_PROBLEM REQUIREMENTS:_
Below are records to transcribe exactly, without their pictures.

Data tied to figure images
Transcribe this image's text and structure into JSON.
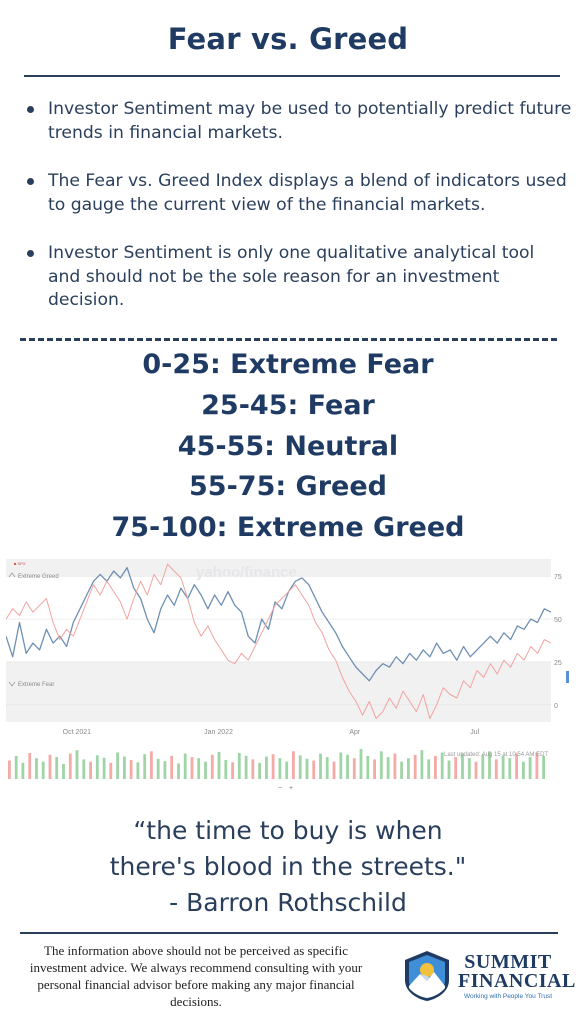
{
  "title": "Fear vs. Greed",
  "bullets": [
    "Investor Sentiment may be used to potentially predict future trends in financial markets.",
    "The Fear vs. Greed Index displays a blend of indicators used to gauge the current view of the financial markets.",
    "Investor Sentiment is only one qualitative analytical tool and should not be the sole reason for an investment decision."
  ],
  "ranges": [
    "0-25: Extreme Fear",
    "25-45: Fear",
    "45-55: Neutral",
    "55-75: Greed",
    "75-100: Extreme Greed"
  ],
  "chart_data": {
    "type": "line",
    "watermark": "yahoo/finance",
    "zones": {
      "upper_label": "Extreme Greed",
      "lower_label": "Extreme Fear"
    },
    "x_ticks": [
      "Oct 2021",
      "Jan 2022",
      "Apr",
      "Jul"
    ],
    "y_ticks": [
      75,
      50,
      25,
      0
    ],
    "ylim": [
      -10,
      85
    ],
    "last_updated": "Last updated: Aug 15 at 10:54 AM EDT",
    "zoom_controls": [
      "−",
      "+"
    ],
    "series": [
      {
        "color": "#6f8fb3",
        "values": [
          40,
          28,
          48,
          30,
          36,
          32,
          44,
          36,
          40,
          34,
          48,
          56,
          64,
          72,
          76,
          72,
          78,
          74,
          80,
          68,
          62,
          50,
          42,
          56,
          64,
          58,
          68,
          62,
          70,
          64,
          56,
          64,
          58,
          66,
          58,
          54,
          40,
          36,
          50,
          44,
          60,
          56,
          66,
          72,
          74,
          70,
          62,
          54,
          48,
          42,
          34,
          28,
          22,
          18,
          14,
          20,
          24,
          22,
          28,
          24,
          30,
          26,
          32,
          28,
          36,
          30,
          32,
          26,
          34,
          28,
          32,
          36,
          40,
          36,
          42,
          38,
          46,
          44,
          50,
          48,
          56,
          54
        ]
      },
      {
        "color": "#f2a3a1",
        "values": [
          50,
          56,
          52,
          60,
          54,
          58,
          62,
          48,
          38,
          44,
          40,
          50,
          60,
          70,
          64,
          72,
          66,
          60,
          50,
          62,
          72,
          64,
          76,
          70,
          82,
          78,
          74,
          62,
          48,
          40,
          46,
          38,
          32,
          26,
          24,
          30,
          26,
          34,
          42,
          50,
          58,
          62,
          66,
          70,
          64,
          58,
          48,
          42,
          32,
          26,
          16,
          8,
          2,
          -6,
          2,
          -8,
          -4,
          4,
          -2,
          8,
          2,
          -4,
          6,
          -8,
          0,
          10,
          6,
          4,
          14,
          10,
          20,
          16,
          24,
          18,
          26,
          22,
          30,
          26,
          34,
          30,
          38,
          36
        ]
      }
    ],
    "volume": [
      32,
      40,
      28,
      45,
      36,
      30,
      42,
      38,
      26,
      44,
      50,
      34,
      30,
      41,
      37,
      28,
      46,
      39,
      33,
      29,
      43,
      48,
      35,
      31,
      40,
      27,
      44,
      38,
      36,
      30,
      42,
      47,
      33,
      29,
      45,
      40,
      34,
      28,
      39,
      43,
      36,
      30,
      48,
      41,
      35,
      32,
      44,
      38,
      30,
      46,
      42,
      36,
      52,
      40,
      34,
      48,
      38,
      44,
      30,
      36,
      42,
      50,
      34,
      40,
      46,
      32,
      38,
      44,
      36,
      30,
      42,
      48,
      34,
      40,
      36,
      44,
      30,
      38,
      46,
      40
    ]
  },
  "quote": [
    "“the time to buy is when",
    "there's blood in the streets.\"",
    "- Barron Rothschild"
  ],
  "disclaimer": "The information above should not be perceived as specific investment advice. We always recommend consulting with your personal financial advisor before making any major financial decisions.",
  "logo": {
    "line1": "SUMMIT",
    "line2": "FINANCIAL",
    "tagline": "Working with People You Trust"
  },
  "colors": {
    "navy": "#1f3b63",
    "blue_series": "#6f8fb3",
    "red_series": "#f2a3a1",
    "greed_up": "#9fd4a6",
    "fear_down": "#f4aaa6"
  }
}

_RESULT OF THE EXERCISE:_
Transcribe this image's text and structure into JSON.
{
  "title": "Fear vs. Greed",
  "bullets": [
    "Investor Sentiment may be used to potentially predict future trends in financial markets.",
    "The Fear vs. Greed Index displays a blend of indicators used to gauge the current view of the financial markets.",
    "Investor Sentiment is only one qualitative analytical tool and should not be the sole reason for an investment decision."
  ],
  "ranges": [
    "0-25: Extreme Fear",
    "25-45: Fear",
    "45-55: Neutral",
    "55-75: Greed",
    "75-100: Extreme Greed"
  ],
  "chart_data": {
    "type": "line",
    "watermark": "yahoo/finance",
    "zones": {
      "upper_label": "Extreme Greed",
      "lower_label": "Extreme Fear"
    },
    "x_ticks": [
      "Oct 2021",
      "Jan 2022",
      "Apr",
      "Jul"
    ],
    "y_ticks": [
      75,
      50,
      25,
      0
    ],
    "ylim": [
      -10,
      85
    ],
    "last_updated": "Last updated: Aug 15 at 10:54 AM EDT",
    "zoom_controls": [
      "−",
      "+"
    ],
    "series": [
      {
        "color": "#6f8fb3",
        "values": [
          40,
          28,
          48,
          30,
          36,
          32,
          44,
          36,
          40,
          34,
          48,
          56,
          64,
          72,
          76,
          72,
          78,
          74,
          80,
          68,
          62,
          50,
          42,
          56,
          64,
          58,
          68,
          62,
          70,
          64,
          56,
          64,
          58,
          66,
          58,
          54,
          40,
          36,
          50,
          44,
          60,
          56,
          66,
          72,
          74,
          70,
          62,
          54,
          48,
          42,
          34,
          28,
          22,
          18,
          14,
          20,
          24,
          22,
          28,
          24,
          30,
          26,
          32,
          28,
          36,
          30,
          32,
          26,
          34,
          28,
          32,
          36,
          40,
          36,
          42,
          38,
          46,
          44,
          50,
          48,
          56,
          54
        ]
      },
      {
        "color": "#f2a3a1",
        "values": [
          50,
          56,
          52,
          60,
          54,
          58,
          62,
          48,
          38,
          44,
          40,
          50,
          60,
          70,
          64,
          72,
          66,
          60,
          50,
          62,
          72,
          64,
          76,
          70,
          82,
          78,
          74,
          62,
          48,
          40,
          46,
          38,
          32,
          26,
          24,
          30,
          26,
          34,
          42,
          50,
          58,
          62,
          66,
          70,
          64,
          58,
          48,
          42,
          32,
          26,
          16,
          8,
          2,
          -6,
          2,
          -8,
          -4,
          4,
          -2,
          8,
          2,
          -4,
          6,
          -8,
          0,
          10,
          6,
          4,
          14,
          10,
          20,
          16,
          24,
          18,
          26,
          22,
          30,
          26,
          34,
          30,
          38,
          36
        ]
      }
    ],
    "volume": [
      32,
      40,
      28,
      45,
      36,
      30,
      42,
      38,
      26,
      44,
      50,
      34,
      30,
      41,
      37,
      28,
      46,
      39,
      33,
      29,
      43,
      48,
      35,
      31,
      40,
      27,
      44,
      38,
      36,
      30,
      42,
      47,
      33,
      29,
      45,
      40,
      34,
      28,
      39,
      43,
      36,
      30,
      48,
      41,
      35,
      32,
      44,
      38,
      30,
      46,
      42,
      36,
      52,
      40,
      34,
      48,
      38,
      44,
      30,
      36,
      42,
      50,
      34,
      40,
      46,
      32,
      38,
      44,
      36,
      30,
      42,
      48,
      34,
      40,
      36,
      44,
      30,
      38,
      46,
      40
    ]
  },
  "quote": [
    "“the time to buy is when",
    "there's blood in the streets.\"",
    "- Barron Rothschild"
  ],
  "disclaimer": "The information above should not be perceived as specific investment advice. We always recommend consulting with your personal financial advisor before making any major financial decisions.",
  "logo": {
    "line1": "SUMMIT",
    "line2": "FINANCIAL",
    "tagline": "Working with People You Trust"
  },
  "colors": {
    "navy": "#1f3b63",
    "blue_series": "#6f8fb3",
    "red_series": "#f2a3a1",
    "greed_up": "#9fd4a6",
    "fear_down": "#f4aaa6"
  }
}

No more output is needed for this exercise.